(begin)

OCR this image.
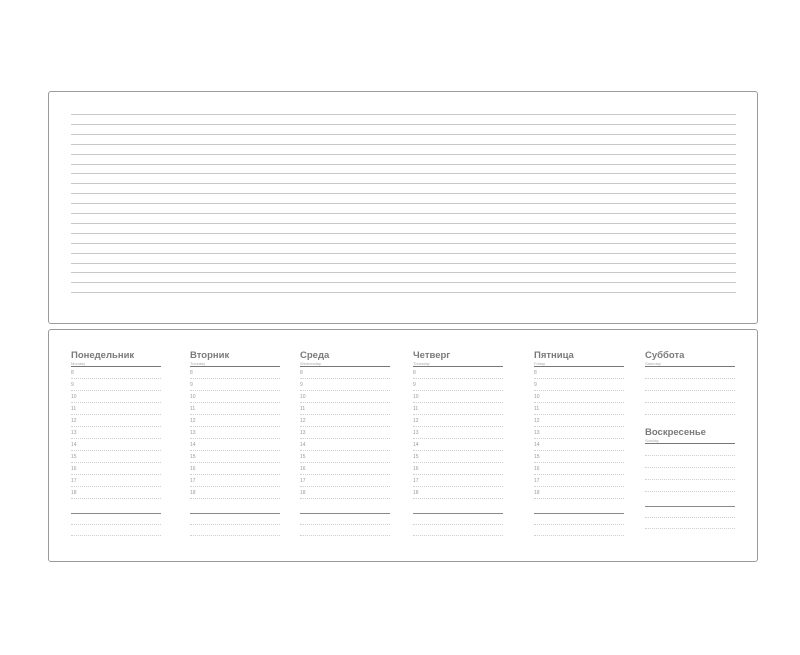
Понедельник
Monday
8
9
10
11
12
13
14
15
16
17
18
Вторник
Tuesday
8
9
10
11
12
13
14
15
16
17
18
Среда
Wednesday
8
9
10
11
12
13
14
15
16
17
18
Четверг
Thursday
8
9
10
11
12
13
14
15
16
17
18
Пятница
Friday
8
9
10
11
12
13
14
15
16
17
18
Суббота
Saturday
Воскресенье
Sunday
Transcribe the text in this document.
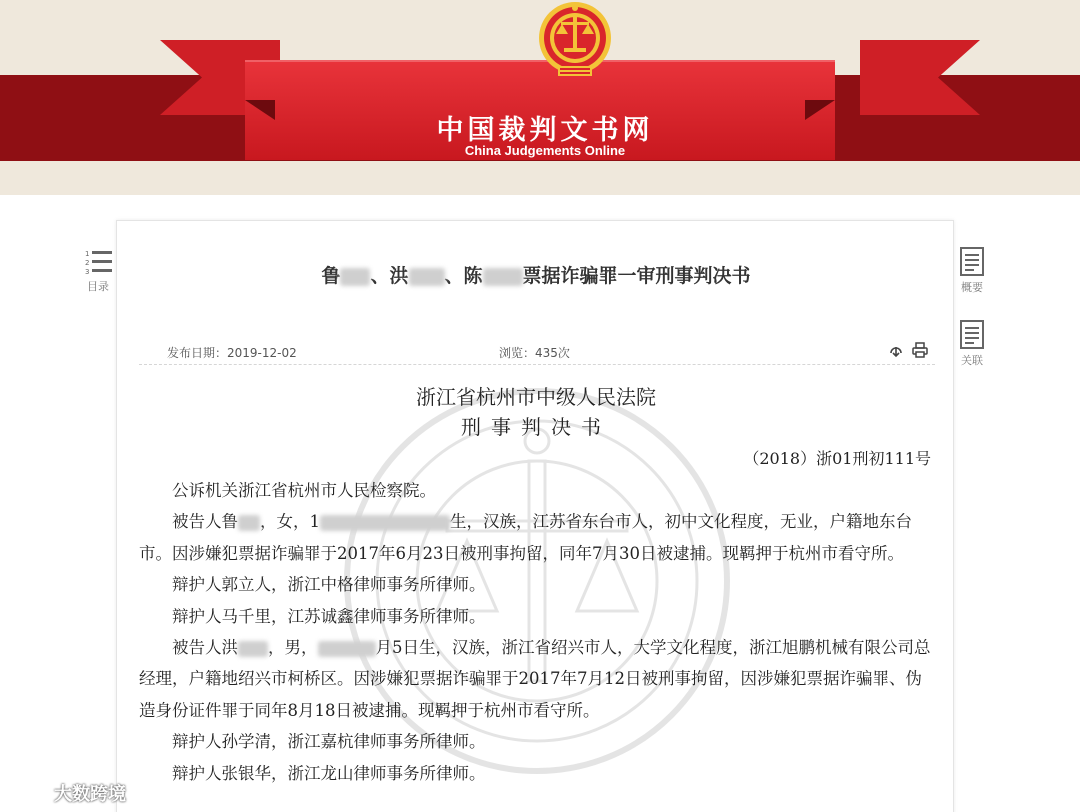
中国裁判文书网
China Judgements Online
1
2
3
目录	概要
关联
鲁 、洪 、陈 票据诈骗罪一审刑事判决书
发布日期：2019-12-02	浏览：435次
浙江省杭州市中级人民法院
刑事判决书
（2018）浙01刑初111号

公诉机关浙江省杭州市人民检察院。

被告人鲁 ，女，1	生，汉族，江苏省东台市人，初中文化程度，无业，户籍地东台市。因涉嫌犯票据诈骗罪于2017年6月23日被刑事拘留，同年7月30日被逮捕。现羁押于杭州市看守所。

辩护人郭立人，浙江中格律师事务所律师。

辩护人马千里，江苏诚鑫律师事务所律师。

被告人洪 ，男，	月5日生，汉族，浙江省绍兴市人，大学文化程度，浙江旭鹏机械有限公司总经理，户籍地绍兴市柯桥区。因涉嫌犯票据诈骗罪于2017年7月12日被刑事拘留，因涉嫌犯票据诈骗罪、伪造身份证件罪于同年8月18日被逮捕。现羁押于杭州市看守所。

辩护人孙学清，浙江嘉杭律师事务所律师。

辩护人张银华，浙江龙山律师事务所律师。

大数跨境
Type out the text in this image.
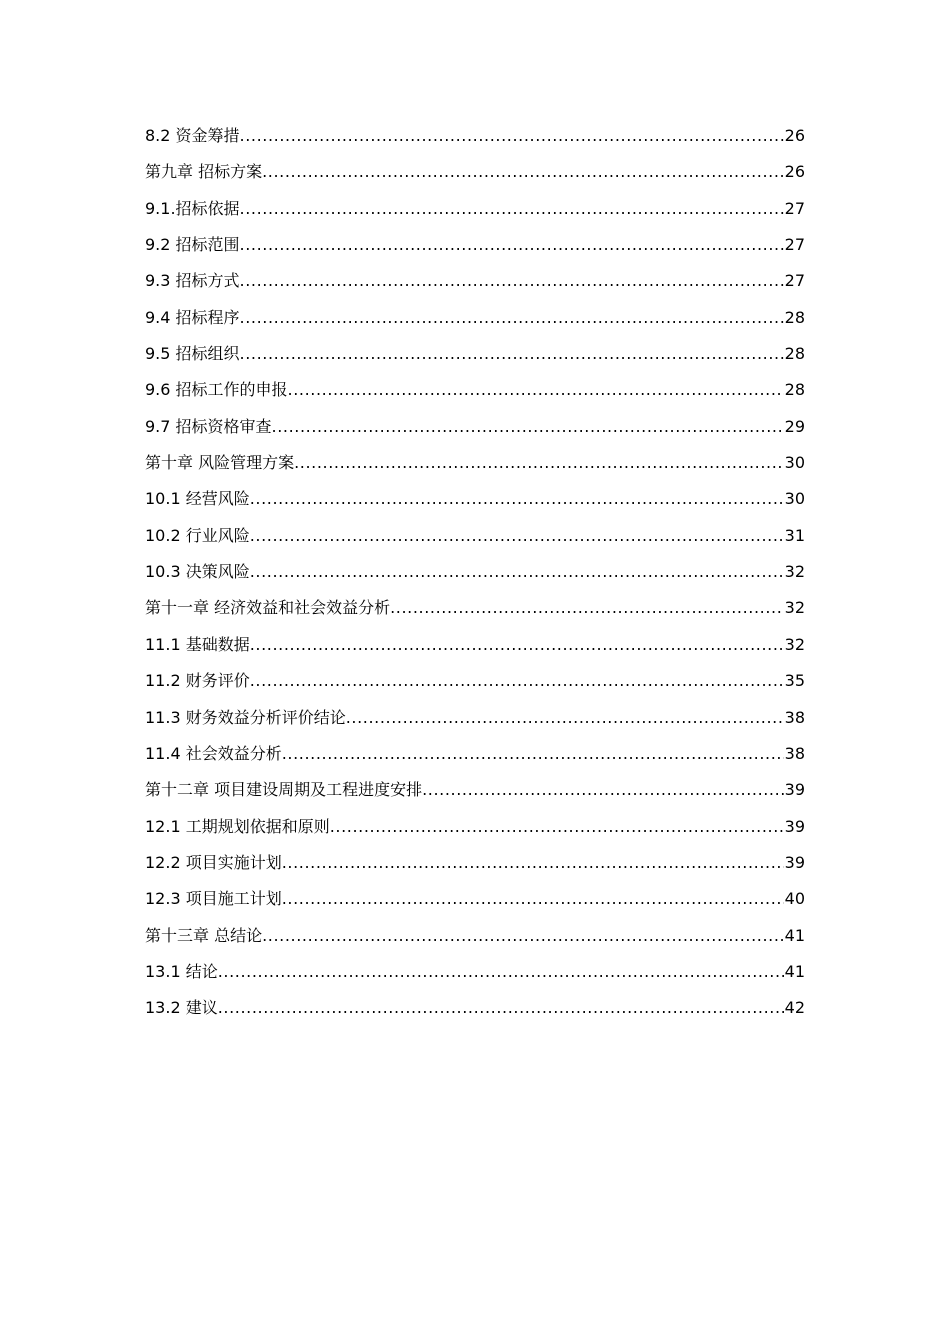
8.2 资金筹措 .....	26
第九章 招标方案 .....	26
9.1.招标依据 .....	27
9.2 招标范围 .....	27
9.3 招标方式 .....	27
9.4 招标程序 .....	28
9.5 招标组织 .....	28
9.6 招标工作的申报 .....	28
9.7 招标资格审查 .....	29
第十章 风险管理方案 .....	30
10.1 经营风险 .....	30
10.2 行业风险 .....	31
10.3 决策风险 .....	32
第十一章 经济效益和社会效益分析 .....	32
11.1 基础数据 .....	32
11.2 财务评价 .....	35
11.3 财务效益分析评价结论 .....	38
11.4 社会效益分析 .....	38
第十二章 项目建设周期及工程进度安排 .....	39
12.1 工期规划依据和原则 .....	39
12.2 项目实施计划 .....	39
12.3 项目施工计划 .....	40
第十三章 总结论 .....	41
13.1 结论 .....	41
13.2 建议 .....	42
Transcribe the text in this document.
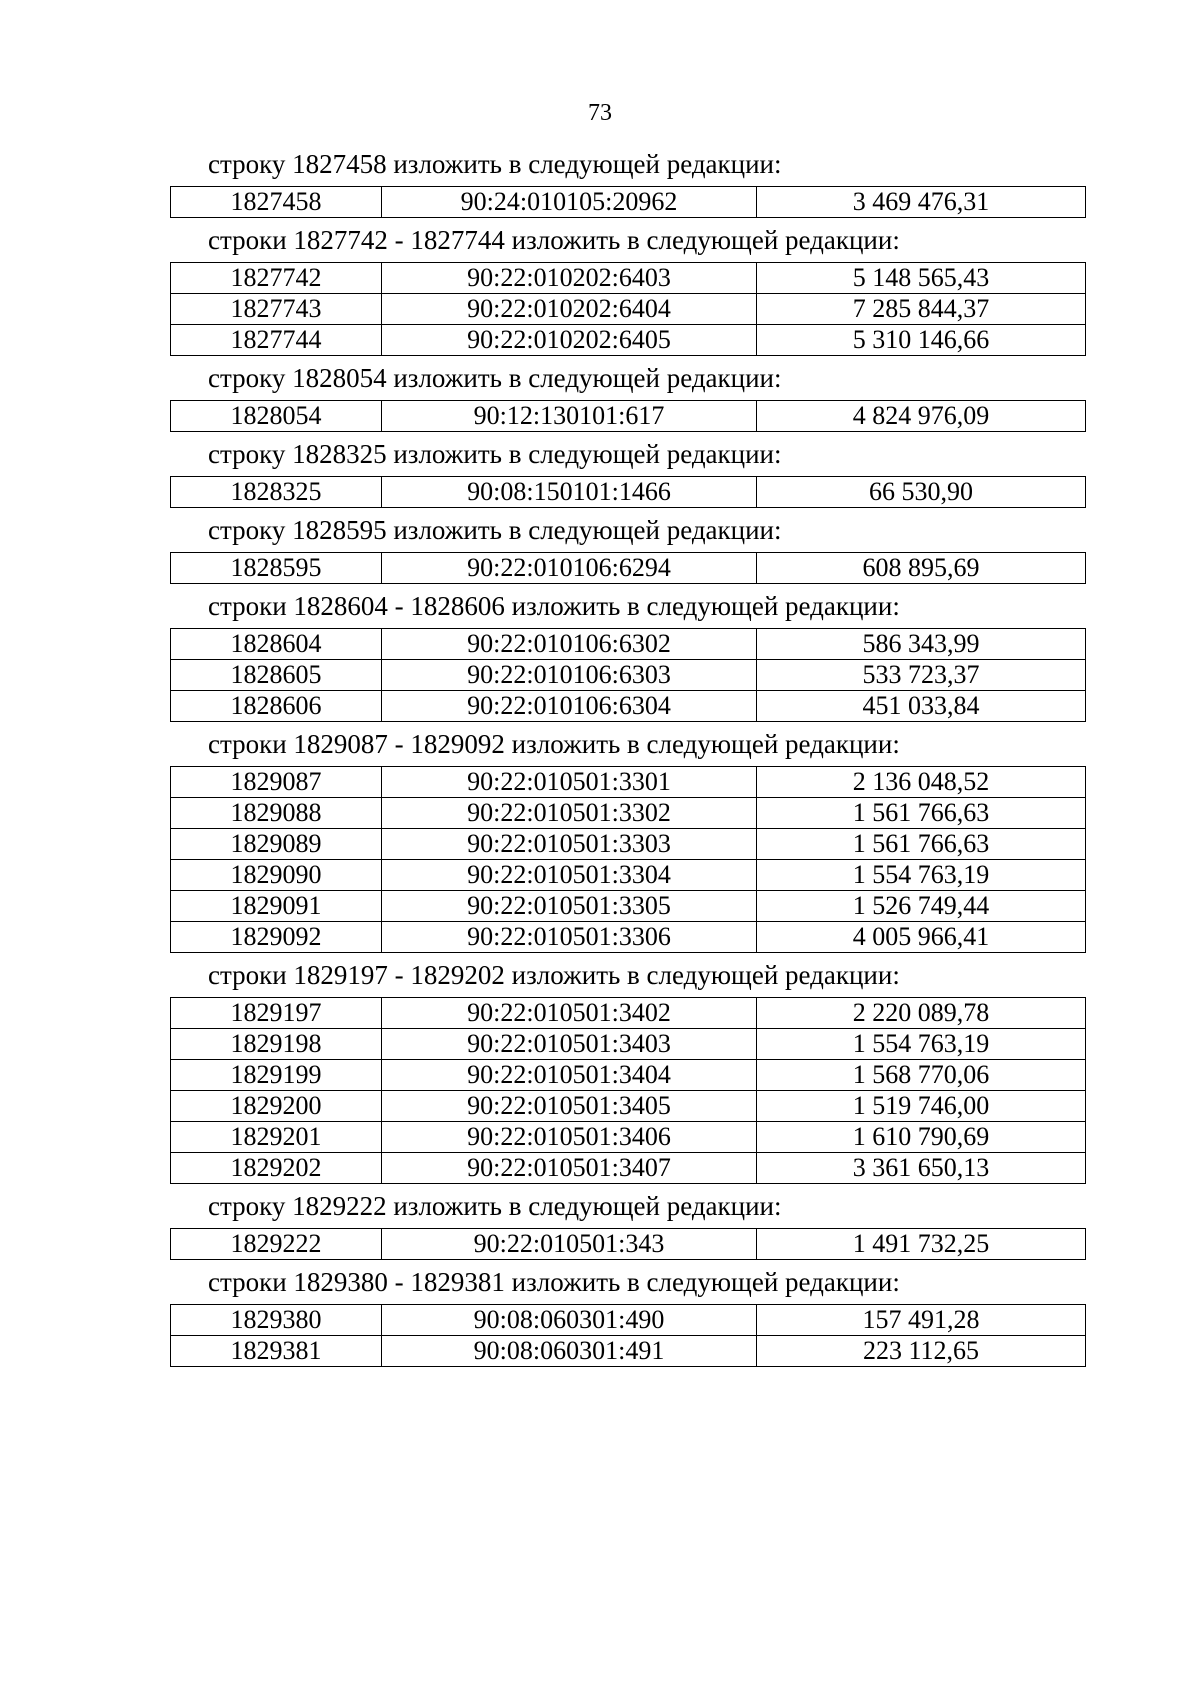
73
строку 1827458 изложить в следующей редакции:
1827458	90:24:010105:20962	3 469 476,31
строки 1827742 - 1827744 изложить в следующей редакции:
1827742	90:22:010202:6403	5 148 565,43
1827743	90:22:010202:6404	7 285 844,37
1827744	90:22:010202:6405	5 310 146,66
строку 1828054 изложить в следующей редакции:
1828054	90:12:130101:617	4 824 976,09
строку 1828325 изложить в следующей редакции:
1828325	90:08:150101:1466	66 530,90
строку 1828595 изложить в следующей редакции:
1828595	90:22:010106:6294	608 895,69
строки 1828604 - 1828606 изложить в следующей редакции:
1828604	90:22:010106:6302	586 343,99
1828605	90:22:010106:6303	533 723,37
1828606	90:22:010106:6304	451 033,84
строки 1829087 - 1829092 изложить в следующей редакции:
1829087	90:22:010501:3301	2 136 048,52
1829088	90:22:010501:3302	1 561 766,63
1829089	90:22:010501:3303	1 561 766,63
1829090	90:22:010501:3304	1 554 763,19
1829091	90:22:010501:3305	1 526 749,44
1829092	90:22:010501:3306	4 005 966,41
строки 1829197 - 1829202 изложить в следующей редакции:
1829197	90:22:010501:3402	2 220 089,78
1829198	90:22:010501:3403	1 554 763,19
1829199	90:22:010501:3404	1 568 770,06
1829200	90:22:010501:3405	1 519 746,00
1829201	90:22:010501:3406	1 610 790,69
1829202	90:22:010501:3407	3 361 650,13
строку 1829222 изложить в следующей редакции:
1829222	90:22:010501:343	1 491 732,25
строки 1829380 - 1829381 изложить в следующей редакции:
1829380	90:08:060301:490	157 491,28
1829381	90:08:060301:491	223 112,65
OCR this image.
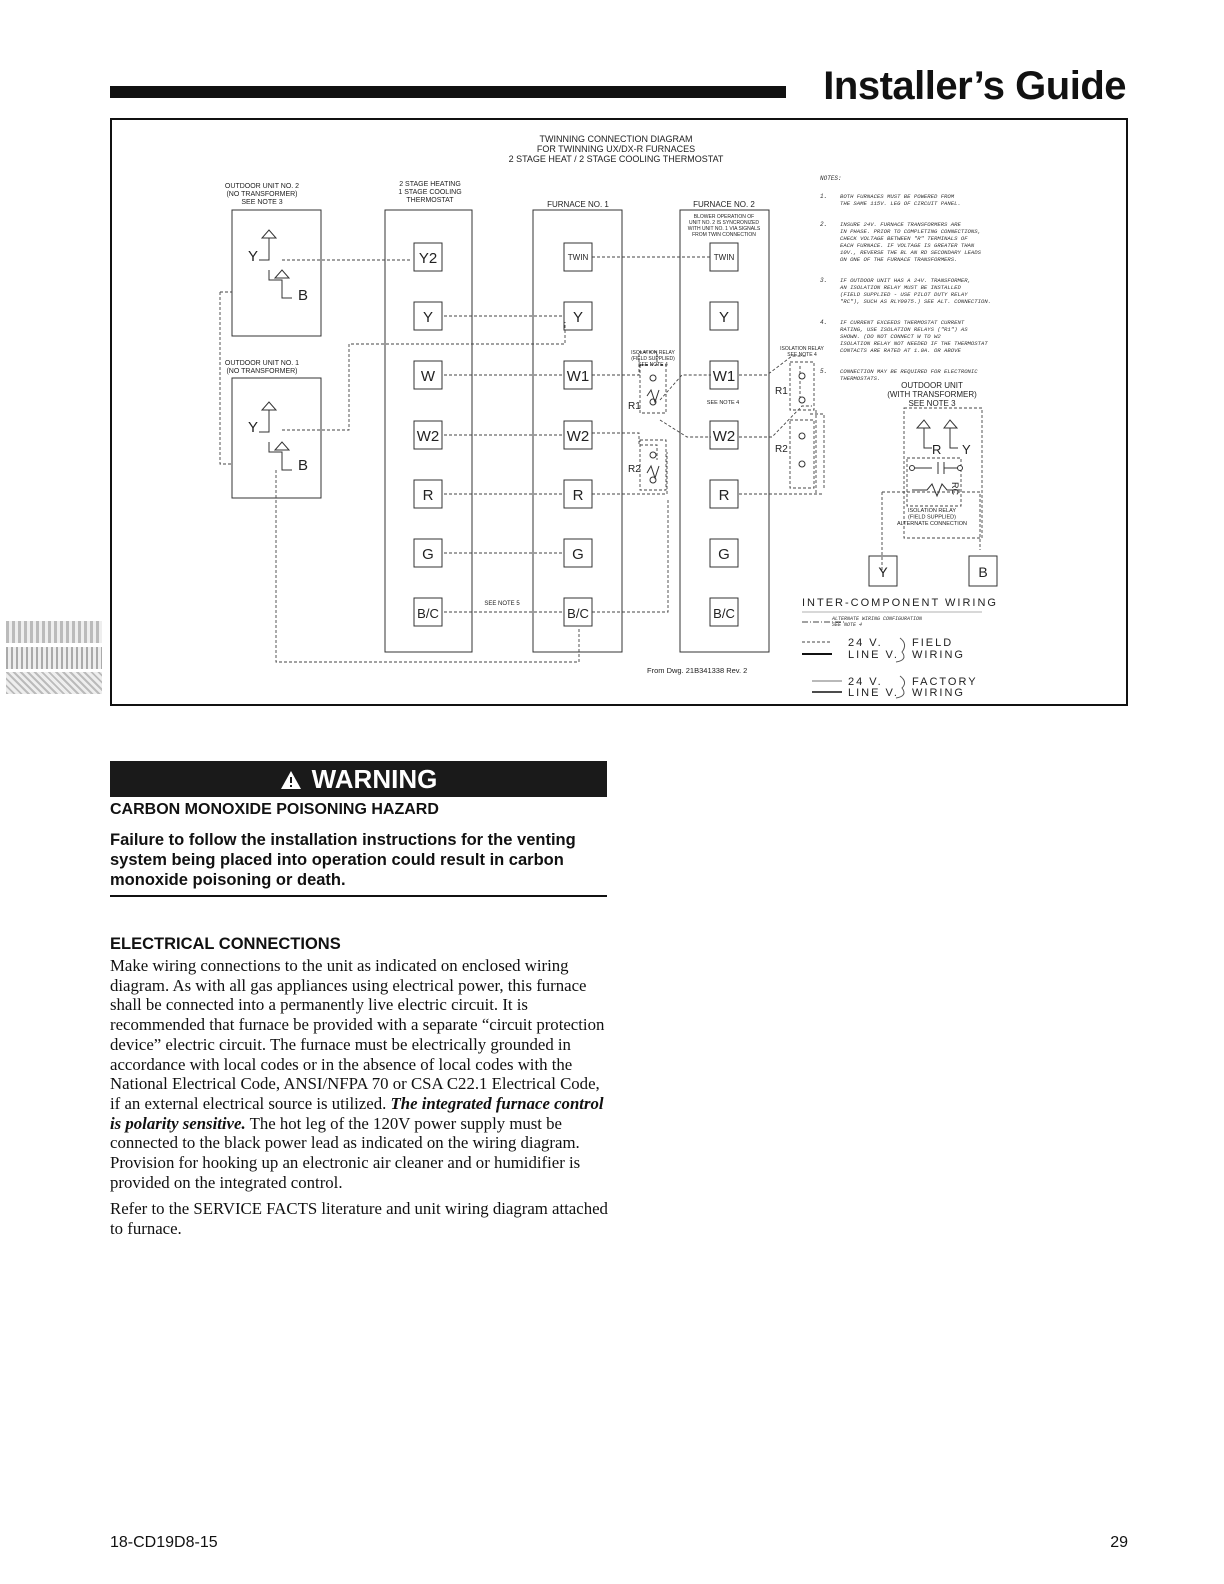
Installer’s Guide
TWINNING CONNECTION DIAGRAM
FOR TWINNING UX/DX-R FURNACES
2 STAGE HEAT / 2 STAGE COOLING THERMOSTAT
OUTDOOR UNIT NO. 2
(NO TRANSFORMER)
SEE NOTE 3
Y
B
OUTDOOR UNIT NO. 1
(NO TRANSFORMER)
Y
B
2 STAGE HEATING
1 STAGE COOLING
THERMOSTAT
Y2
Y
W
W2
R
G
B/C
FURNACE NO. 1
TWIN
Y
W1
W2
R
G
B/C
FURNACE NO. 2
BLOWER OPERATION OF
UNIT NO. 2 IS SYNCRONIZED
WITH UNIT NO. 1 VIA SIGNALS
FROM TWIN CONNECTION
TWIN
Y
W1
W2
R
G
B/C
ISOLATION RELAY
(FIELD SUPPLIED)
SEE NOTE 4
ISOLATION RELAY
SEE NOTE 4
SEE NOTE 4
SEE NOTE 5
R1
R2
R1
R2
OUTDOOR UNIT
(WITH TRANSFORMER)
SEE NOTE 3
R Y
RC
ISOLATION RELAY
(FIELD SUPPLIED)
ALTERNATE CONNECTION
Y	B
NOTES:
1. BOTH FURNACES MUST BE POWERED FROM
THE SAME 115V. LEG OF CIRCUIT PANEL.
2. INSURE 24V. FURNACE TRANSFORMERS ARE
IN PHASE. PRIOR TO COMPLETING CONNECTIONS,
CHECK VOLTAGE BETWEEN "R" TERMINALS OF
EACH FURNACE. IF VOLTAGE IS GREATER THAN
10V., REVERSE THE BL AN RD SECONDARY LEADS
ON ONE OF THE FURNACE TRANSFORMERS.
3. IF OUTDOOR UNIT HAS A 24V. TRANSFORMER,
AN ISOLATION RELAY MUST BE INSTALLED
(FIELD SUPPLIED - USE PILOT DUTY RELAY
"RC"), SUCH AS RLY0975.) SEE ALT. CONNECTION.
4. IF CURRENT EXCEEDS THERMOSTAT CURRENT
RATING, USE ISOLATION RELAYS ("R1") AS
SHOWN. (DO NOT CONNECT W TO W2
ISOLATION RELAY NOT NEEDED IF THE THERMOSTAT
CONTACTS ARE RATED AT 1.0A. OR ABOVE
5. CONNECTION MAY BE REQUIRED FOR ELECTRONIC
THERMOSTATS.
INTER-COMPONENT WIRING
ALTERNATE WIRING CONFIGURATION
SEE NOTE 4
24 V.
LINE V.
24 V.
LINE V.
FIELD
WIRING
FACTORY
WIRING
From Dwg. 21B341338 Rev. 2
WARNING
CARBON MONOXIDE POISONING HAZARD
Failure to follow the installation instructions for the venting system being placed into operation could result in carbon monoxide poisoning or death.
ELECTRICAL CONNECTIONS

Make wiring connections to the unit as indicated on enclosed wiring diagram. As with all gas appliances using electrical power, this furnace shall be connected into a permanently live electric circuit. It is recommended that furnace be provided with a separate “circuit protection device” electric circuit. The furnace must be electrically grounded in accordance with local codes or in the absence of local codes with the National Electrical Code, ANSI/NFPA 70 or CSA C22.1 Electrical Code, if an external electrical source is utilized. The integrated furnace control is polarity sensitive. The hot leg of the 120V power supply must be connected to the black power lead as indicated on the wiring diagram. Provision for hooking up an electronic air cleaner and or humidifier is provided on the integrated control.

Refer to the SERVICE FACTS literature and unit wiring diagram attached to furnace.

18-CD19D8-15	29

(end)

To be done: Within the entries above, how many lines contain "строки"? Respond with the number only.

Finished answer: 5